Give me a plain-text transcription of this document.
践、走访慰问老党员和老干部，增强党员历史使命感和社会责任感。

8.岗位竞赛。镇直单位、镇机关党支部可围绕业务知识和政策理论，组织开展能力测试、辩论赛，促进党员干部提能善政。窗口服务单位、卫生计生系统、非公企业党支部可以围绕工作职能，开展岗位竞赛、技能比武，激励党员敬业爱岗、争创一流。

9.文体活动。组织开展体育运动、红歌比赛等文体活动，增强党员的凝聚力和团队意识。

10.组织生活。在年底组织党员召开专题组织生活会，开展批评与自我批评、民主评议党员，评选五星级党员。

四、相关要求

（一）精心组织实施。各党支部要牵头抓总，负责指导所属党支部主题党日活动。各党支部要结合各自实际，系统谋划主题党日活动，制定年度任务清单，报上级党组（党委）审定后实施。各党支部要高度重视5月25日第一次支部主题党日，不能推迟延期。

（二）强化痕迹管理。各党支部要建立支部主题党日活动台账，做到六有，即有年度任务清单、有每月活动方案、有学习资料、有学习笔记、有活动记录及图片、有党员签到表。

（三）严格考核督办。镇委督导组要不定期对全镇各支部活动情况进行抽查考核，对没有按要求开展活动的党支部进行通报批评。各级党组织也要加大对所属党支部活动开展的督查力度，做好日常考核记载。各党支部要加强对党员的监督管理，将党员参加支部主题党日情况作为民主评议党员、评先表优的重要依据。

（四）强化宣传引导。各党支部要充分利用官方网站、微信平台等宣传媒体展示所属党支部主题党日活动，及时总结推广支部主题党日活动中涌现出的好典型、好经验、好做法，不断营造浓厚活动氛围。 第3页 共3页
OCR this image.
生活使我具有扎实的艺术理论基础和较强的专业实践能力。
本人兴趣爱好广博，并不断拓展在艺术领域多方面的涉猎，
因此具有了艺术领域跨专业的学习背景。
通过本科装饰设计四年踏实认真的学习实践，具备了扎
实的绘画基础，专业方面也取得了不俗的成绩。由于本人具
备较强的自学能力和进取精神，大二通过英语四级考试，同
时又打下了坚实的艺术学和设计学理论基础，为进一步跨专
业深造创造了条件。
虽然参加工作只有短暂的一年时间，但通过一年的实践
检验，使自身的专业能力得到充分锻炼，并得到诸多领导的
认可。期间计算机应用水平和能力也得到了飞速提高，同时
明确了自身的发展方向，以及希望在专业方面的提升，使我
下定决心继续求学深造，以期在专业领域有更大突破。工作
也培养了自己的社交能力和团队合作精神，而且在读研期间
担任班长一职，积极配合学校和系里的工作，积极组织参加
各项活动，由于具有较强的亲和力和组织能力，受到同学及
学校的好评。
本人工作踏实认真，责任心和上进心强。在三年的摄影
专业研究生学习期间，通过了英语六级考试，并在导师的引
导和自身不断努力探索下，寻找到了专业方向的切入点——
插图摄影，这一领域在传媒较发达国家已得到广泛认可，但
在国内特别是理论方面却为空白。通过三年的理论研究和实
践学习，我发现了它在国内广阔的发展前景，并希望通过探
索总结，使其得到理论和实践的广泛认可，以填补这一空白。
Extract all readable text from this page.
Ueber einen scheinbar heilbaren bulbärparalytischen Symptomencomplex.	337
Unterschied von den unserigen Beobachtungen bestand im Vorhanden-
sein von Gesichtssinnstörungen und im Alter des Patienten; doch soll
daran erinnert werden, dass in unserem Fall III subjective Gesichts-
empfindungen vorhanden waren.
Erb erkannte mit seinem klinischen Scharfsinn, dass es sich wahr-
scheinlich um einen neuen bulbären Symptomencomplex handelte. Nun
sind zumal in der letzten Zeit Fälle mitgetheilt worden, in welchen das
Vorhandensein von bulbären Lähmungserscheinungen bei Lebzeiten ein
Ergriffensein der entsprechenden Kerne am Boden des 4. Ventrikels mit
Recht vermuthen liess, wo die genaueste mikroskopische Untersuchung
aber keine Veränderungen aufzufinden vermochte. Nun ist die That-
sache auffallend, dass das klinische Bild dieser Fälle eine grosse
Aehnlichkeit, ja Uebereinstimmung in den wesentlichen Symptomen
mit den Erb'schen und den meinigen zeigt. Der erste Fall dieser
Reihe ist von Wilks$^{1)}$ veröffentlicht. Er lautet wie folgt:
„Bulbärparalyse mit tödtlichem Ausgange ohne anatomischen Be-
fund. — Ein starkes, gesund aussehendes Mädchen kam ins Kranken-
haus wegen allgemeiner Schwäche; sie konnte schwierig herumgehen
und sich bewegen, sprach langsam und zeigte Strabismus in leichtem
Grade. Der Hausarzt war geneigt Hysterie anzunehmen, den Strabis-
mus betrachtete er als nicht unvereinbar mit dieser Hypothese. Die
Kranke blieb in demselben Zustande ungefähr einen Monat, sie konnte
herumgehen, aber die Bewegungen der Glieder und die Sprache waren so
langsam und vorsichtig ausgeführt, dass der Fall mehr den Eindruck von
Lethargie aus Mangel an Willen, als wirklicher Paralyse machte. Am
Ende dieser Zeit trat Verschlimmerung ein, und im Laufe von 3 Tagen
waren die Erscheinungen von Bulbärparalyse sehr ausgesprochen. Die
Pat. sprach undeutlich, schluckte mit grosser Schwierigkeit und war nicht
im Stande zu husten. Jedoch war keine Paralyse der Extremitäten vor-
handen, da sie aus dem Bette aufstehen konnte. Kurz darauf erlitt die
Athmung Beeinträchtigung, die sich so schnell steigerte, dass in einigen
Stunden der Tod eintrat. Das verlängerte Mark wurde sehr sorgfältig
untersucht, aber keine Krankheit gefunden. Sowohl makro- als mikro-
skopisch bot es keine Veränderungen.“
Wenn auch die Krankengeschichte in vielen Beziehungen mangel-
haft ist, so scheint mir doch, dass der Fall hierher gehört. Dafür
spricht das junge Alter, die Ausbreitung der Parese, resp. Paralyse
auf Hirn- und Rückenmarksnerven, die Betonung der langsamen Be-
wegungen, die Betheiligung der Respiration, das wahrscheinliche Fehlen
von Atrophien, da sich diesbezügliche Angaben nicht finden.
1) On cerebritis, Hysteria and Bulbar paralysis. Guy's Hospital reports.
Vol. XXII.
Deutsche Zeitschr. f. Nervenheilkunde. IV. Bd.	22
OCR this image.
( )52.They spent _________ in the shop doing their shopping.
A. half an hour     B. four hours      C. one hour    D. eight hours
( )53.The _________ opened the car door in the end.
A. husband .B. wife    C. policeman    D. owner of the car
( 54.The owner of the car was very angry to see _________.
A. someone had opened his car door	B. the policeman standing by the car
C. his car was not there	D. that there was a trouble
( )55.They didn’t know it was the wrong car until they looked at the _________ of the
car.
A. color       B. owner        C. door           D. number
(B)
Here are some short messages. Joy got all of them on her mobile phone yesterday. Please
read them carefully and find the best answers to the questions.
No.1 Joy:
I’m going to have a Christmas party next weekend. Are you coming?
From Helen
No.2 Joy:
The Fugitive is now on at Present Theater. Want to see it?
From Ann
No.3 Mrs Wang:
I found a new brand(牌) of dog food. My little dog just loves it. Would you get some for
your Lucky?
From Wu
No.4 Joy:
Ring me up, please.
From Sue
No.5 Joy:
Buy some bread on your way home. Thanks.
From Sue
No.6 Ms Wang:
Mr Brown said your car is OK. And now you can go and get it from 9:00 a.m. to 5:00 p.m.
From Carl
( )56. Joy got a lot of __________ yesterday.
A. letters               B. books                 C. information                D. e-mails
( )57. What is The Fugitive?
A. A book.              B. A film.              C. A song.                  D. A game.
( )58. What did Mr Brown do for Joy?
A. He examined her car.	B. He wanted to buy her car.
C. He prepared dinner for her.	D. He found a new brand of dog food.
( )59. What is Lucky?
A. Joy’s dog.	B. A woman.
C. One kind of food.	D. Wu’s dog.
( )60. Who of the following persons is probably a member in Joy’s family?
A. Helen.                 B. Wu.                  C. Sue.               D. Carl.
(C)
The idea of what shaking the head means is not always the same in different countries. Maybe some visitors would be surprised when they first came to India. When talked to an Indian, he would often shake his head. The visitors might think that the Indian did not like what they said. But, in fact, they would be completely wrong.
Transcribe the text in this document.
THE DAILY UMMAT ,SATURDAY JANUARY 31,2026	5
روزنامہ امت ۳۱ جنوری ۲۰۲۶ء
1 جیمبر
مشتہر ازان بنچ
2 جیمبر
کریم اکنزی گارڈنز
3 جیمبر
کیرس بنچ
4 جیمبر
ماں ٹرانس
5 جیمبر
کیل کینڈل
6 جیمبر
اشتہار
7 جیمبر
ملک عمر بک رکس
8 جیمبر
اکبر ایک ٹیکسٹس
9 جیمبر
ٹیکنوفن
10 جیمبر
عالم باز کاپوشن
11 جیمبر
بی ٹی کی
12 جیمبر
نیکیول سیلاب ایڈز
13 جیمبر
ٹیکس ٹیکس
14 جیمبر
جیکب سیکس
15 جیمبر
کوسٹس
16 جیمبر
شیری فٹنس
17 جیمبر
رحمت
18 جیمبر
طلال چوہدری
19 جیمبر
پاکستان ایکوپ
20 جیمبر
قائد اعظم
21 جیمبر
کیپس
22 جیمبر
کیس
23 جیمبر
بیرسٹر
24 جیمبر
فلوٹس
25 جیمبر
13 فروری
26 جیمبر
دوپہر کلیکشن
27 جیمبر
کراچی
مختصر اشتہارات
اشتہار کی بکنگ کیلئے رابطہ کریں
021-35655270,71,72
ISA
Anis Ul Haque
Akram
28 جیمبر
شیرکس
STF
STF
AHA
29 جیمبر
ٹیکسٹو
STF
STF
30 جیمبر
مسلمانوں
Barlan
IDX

■ ■ ■ ■

• _Short task_
Scan the lines for the string "Veränderungen". Copy out each line that matches.

• _Problem solution_
aber keine Veränderungen aufzufinden vermochte. Nun ist die That-
skopisch bot es keine Veränderungen.“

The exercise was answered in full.